• _Objective_:
Give the listing below again in full, exactly as written.

• _Data for this exercise_:
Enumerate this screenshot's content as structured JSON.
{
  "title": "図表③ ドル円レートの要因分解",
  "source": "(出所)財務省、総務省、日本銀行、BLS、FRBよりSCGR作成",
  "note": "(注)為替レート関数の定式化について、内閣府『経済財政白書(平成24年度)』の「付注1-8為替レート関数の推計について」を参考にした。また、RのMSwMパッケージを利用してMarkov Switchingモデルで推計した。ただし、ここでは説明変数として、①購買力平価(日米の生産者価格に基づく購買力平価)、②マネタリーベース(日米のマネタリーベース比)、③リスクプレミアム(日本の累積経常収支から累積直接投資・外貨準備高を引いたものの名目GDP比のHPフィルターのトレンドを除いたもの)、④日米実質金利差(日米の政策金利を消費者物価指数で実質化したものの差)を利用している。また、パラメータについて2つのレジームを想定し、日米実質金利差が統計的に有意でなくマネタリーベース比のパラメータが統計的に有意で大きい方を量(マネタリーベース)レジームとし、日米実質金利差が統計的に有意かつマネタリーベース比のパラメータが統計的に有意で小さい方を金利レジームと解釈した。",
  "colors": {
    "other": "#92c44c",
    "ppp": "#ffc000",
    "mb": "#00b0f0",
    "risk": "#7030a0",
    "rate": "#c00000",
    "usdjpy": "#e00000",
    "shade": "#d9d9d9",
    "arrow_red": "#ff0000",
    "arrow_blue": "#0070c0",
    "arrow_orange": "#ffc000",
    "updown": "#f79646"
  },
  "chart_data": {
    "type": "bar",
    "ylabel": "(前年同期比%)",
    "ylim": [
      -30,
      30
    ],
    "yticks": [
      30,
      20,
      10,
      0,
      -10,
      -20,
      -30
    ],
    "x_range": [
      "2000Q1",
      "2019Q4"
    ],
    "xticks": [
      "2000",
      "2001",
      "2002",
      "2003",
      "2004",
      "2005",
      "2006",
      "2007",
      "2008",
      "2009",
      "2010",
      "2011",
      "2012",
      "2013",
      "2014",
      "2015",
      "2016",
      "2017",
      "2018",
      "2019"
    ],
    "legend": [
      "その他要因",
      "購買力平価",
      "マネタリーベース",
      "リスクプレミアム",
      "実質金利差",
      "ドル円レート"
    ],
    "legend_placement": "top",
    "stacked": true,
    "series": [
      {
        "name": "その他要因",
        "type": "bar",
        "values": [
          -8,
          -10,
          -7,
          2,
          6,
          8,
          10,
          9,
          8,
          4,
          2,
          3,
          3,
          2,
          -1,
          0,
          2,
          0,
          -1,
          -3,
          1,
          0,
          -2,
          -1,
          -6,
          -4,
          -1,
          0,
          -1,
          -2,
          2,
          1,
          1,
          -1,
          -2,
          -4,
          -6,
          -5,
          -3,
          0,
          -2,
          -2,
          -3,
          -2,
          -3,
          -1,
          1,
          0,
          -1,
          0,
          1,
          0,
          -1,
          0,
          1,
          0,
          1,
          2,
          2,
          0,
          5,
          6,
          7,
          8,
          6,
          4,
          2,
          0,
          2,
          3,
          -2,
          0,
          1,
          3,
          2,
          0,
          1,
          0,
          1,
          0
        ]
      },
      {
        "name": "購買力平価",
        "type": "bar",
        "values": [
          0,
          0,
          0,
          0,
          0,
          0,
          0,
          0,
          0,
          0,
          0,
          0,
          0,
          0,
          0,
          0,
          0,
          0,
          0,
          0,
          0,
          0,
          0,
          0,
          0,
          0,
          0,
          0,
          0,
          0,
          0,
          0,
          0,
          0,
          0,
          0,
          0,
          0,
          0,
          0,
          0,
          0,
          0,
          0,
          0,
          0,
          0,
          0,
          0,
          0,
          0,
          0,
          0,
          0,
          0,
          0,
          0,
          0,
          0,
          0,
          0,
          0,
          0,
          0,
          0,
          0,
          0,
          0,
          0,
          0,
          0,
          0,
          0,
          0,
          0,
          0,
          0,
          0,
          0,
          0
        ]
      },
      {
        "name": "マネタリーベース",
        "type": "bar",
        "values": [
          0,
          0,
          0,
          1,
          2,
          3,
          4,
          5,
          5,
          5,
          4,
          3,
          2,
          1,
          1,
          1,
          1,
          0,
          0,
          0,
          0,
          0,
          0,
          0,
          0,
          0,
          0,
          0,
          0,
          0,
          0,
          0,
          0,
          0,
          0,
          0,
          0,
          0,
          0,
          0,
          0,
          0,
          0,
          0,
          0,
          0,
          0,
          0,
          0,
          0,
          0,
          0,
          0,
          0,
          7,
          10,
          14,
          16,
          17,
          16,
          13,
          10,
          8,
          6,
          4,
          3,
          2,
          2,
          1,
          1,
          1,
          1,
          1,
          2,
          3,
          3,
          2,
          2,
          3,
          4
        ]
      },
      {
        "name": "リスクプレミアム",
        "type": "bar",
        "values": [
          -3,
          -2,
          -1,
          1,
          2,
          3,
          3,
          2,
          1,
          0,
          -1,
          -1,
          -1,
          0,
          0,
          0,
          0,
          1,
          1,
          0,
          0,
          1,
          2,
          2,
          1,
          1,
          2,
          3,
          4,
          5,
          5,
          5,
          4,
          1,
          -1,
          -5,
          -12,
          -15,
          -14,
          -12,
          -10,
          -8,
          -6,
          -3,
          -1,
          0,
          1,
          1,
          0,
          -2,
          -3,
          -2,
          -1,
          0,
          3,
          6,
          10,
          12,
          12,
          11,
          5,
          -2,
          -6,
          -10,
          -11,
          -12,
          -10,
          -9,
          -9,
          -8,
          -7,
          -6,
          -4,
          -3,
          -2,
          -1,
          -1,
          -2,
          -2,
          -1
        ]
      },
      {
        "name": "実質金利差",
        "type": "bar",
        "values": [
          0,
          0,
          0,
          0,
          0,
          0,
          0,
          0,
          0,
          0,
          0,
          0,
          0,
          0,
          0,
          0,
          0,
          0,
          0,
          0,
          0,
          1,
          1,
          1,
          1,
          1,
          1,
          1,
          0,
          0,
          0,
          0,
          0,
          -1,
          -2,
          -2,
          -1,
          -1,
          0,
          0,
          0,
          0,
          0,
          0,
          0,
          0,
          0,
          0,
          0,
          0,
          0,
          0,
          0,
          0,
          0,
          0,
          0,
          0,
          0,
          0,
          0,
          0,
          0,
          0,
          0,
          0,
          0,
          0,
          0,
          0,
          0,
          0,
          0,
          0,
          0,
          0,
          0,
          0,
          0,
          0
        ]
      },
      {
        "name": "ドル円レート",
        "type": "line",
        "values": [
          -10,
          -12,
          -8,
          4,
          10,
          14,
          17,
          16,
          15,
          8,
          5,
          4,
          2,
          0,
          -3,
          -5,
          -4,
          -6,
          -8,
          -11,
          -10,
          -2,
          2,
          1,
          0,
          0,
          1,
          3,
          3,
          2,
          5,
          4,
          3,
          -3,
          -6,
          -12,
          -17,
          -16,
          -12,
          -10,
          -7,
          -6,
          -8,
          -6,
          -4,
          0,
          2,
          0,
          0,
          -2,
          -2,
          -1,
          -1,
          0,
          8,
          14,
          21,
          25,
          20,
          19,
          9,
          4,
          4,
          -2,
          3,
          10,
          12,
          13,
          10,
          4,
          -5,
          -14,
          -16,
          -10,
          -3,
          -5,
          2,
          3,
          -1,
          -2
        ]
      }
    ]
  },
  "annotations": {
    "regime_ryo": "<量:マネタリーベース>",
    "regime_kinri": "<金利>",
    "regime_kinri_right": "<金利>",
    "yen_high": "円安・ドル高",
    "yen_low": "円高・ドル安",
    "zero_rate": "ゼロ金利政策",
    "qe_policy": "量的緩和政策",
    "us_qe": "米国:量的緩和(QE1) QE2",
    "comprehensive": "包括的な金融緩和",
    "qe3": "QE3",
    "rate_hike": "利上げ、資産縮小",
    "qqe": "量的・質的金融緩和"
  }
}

• _The answer_:
Enumerate this screenshot's content as structured JSON.
{
  "title": "図表③ ドル円レートの要因分解",
  "source": "(出所)財務省、総務省、日本銀行、BLS、FRBよりSCGR作成",
  "note": "(注)為替レート関数の定式化について、内閣府『経済財政白書(平成24年度)』の「付注1-8為替レート関数の推計について」を参考にした。また、RのMSwMパッケージを利用してMarkov Switchingモデルで推計した。ただし、ここでは説明変数として、①購買力平価(日米の生産者価格に基づく購買力平価)、②マネタリーベース(日米のマネタリーベース比)、③リスクプレミアム(日本の累積経常収支から累積直接投資・外貨準備高を引いたものの名目GDP比のHPフィルターのトレンドを除いたもの)、④日米実質金利差(日米の政策金利を消費者物価指数で実質化したものの差)を利用している。また、パラメータについて2つのレジームを想定し、日米実質金利差が統計的に有意でなくマネタリーベース比のパラメータが統計的に有意で大きい方を量(マネタリーベース)レジームとし、日米実質金利差が統計的に有意かつマネタリーベース比のパラメータが統計的に有意で小さい方を金利レジームと解釈した。",
  "colors": {
    "other": "#92c44c",
    "ppp": "#ffc000",
    "mb": "#00b0f0",
    "risk": "#7030a0",
    "rate": "#c00000",
    "usdjpy": "#e00000",
    "shade": "#d9d9d9",
    "arrow_red": "#ff0000",
    "arrow_blue": "#0070c0",
    "arrow_orange": "#ffc000",
    "updown": "#f79646"
  },
  "chart_data": {
    "type": "bar",
    "ylabel": "(前年同期比%)",
    "ylim": [
      -30,
      30
    ],
    "yticks": [
      30,
      20,
      10,
      0,
      -10,
      -20,
      -30
    ],
    "x_range": [
      "2000Q1",
      "2019Q4"
    ],
    "xticks": [
      "2000",
      "2001",
      "2002",
      "2003",
      "2004",
      "2005",
      "2006",
      "2007",
      "2008",
      "2009",
      "2010",
      "2011",
      "2012",
      "2013",
      "2014",
      "2015",
      "2016",
      "2017",
      "2018",
      "2019"
    ],
    "legend": [
      "その他要因",
      "購買力平価",
      "マネタリーベース",
      "リスクプレミアム",
      "実質金利差",
      "ドル円レート"
    ],
    "legend_placement": "top",
    "stacked": true,
    "series": [
      {
        "name": "その他要因",
        "type": "bar",
        "values": [
          -8,
          -10,
          -7,
          2,
          6,
          8,
          10,
          9,
          8,
          4,
          2,
          3,
          3,
          2,
          -1,
          0,
          2,
          0,
          -1,
          -3,
          1,
          0,
          -2,
          -1,
          -6,
          -4,
          -1,
          0,
          -1,
          -2,
          2,
          1,
          1,
          -1,
          -2,
          -4,
          -6,
          -5,
          -3,
          0,
          -2,
          -2,
          -3,
          -2,
          -3,
          -1,
          1,
          0,
          -1,
          0,
          1,
          0,
          -1,
          0,
          1,
          0,
          1,
          2,
          2,
          0,
          5,
          6,
          7,
          8,
          6,
          4,
          2,
          0,
          2,
          3,
          -2,
          0,
          1,
          3,
          2,
          0,
          1,
          0,
          1,
          0
        ]
      },
      {
        "name": "購買力平価",
        "type": "bar",
        "values": [
          0,
          0,
          0,
          0,
          0,
          0,
          0,
          0,
          0,
          0,
          0,
          0,
          0,
          0,
          0,
          0,
          0,
          0,
          0,
          0,
          0,
          0,
          0,
          0,
          0,
          0,
          0,
          0,
          0,
          0,
          0,
          0,
          0,
          0,
          0,
          0,
          0,
          0,
          0,
          0,
          0,
          0,
          0,
          0,
          0,
          0,
          0,
          0,
          0,
          0,
          0,
          0,
          0,
          0,
          0,
          0,
          0,
          0,
          0,
          0,
          0,
          0,
          0,
          0,
          0,
          0,
          0,
          0,
          0,
          0,
          0,
          0,
          0,
          0,
          0,
          0,
          0,
          0,
          0,
          0
        ]
      },
      {
        "name": "マネタリーベース",
        "type": "bar",
        "values": [
          0,
          0,
          0,
          1,
          2,
          3,
          4,
          5,
          5,
          5,
          4,
          3,
          2,
          1,
          1,
          1,
          1,
          0,
          0,
          0,
          0,
          0,
          0,
          0,
          0,
          0,
          0,
          0,
          0,
          0,
          0,
          0,
          0,
          0,
          0,
          0,
          0,
          0,
          0,
          0,
          0,
          0,
          0,
          0,
          0,
          0,
          0,
          0,
          0,
          0,
          0,
          0,
          0,
          0,
          7,
          10,
          14,
          16,
          17,
          16,
          13,
          10,
          8,
          6,
          4,
          3,
          2,
          2,
          1,
          1,
          1,
          1,
          1,
          2,
          3,
          3,
          2,
          2,
          3,
          4
        ]
      },
      {
        "name": "リスクプレミアム",
        "type": "bar",
        "values": [
          -3,
          -2,
          -1,
          1,
          2,
          3,
          3,
          2,
          1,
          0,
          -1,
          -1,
          -1,
          0,
          0,
          0,
          0,
          1,
          1,
          0,
          0,
          1,
          2,
          2,
          1,
          1,
          2,
          3,
          4,
          5,
          5,
          5,
          4,
          1,
          -1,
          -5,
          -12,
          -15,
          -14,
          -12,
          -10,
          -8,
          -6,
          -3,
          -1,
          0,
          1,
          1,
          0,
          -2,
          -3,
          -2,
          -1,
          0,
          3,
          6,
          10,
          12,
          12,
          11,
          5,
          -2,
          -6,
          -10,
          -11,
          -12,
          -10,
          -9,
          -9,
          -8,
          -7,
          -6,
          -4,
          -3,
          -2,
          -1,
          -1,
          -2,
          -2,
          -1
        ]
      },
      {
        "name": "実質金利差",
        "type": "bar",
        "values": [
          0,
          0,
          0,
          0,
          0,
          0,
          0,
          0,
          0,
          0,
          0,
          0,
          0,
          0,
          0,
          0,
          0,
          0,
          0,
          0,
          0,
          1,
          1,
          1,
          1,
          1,
          1,
          1,
          0,
          0,
          0,
          0,
          0,
          -1,
          -2,
          -2,
          -1,
          -1,
          0,
          0,
          0,
          0,
          0,
          0,
          0,
          0,
          0,
          0,
          0,
          0,
          0,
          0,
          0,
          0,
          0,
          0,
          0,
          0,
          0,
          0,
          0,
          0,
          0,
          0,
          0,
          0,
          0,
          0,
          0,
          0,
          0,
          0,
          0,
          0,
          0,
          0,
          0,
          0,
          0,
          0
        ]
      },
      {
        "name": "ドル円レート",
        "type": "line",
        "values": [
          -10,
          -12,
          -8,
          4,
          10,
          14,
          17,
          16,
          15,
          8,
          5,
          4,
          2,
          0,
          -3,
          -5,
          -4,
          -6,
          -8,
          -11,
          -10,
          -2,
          2,
          1,
          0,
          0,
          1,
          3,
          3,
          2,
          5,
          4,
          3,
          -3,
          -6,
          -12,
          -17,
          -16,
          -12,
          -10,
          -7,
          -6,
          -8,
          -6,
          -4,
          0,
          2,
          0,
          0,
          -2,
          -2,
          -1,
          -1,
          0,
          8,
          14,
          21,
          25,
          20,
          19,
          9,
          4,
          4,
          -2,
          3,
          10,
          12,
          13,
          10,
          4,
          -5,
          -14,
          -16,
          -10,
          -3,
          -5,
          2,
          3,
          -1,
          -2
        ]
      }
    ]
  },
  "annotations": {
    "regime_ryo": "<量:マネタリーベース>",
    "regime_kinri": "<金利>",
    "regime_kinri_right": "<金利>",
    "yen_high": "円安・ドル高",
    "yen_low": "円高・ドル安",
    "zero_rate": "ゼロ金利政策",
    "qe_policy": "量的緩和政策",
    "us_qe": "米国:量的緩和(QE1) QE2",
    "comprehensive": "包括的な金融緩和",
    "qe3": "QE3",
    "rate_hike": "利上げ、資産縮小",
    "qqe": "量的・質的金融緩和"
  }
}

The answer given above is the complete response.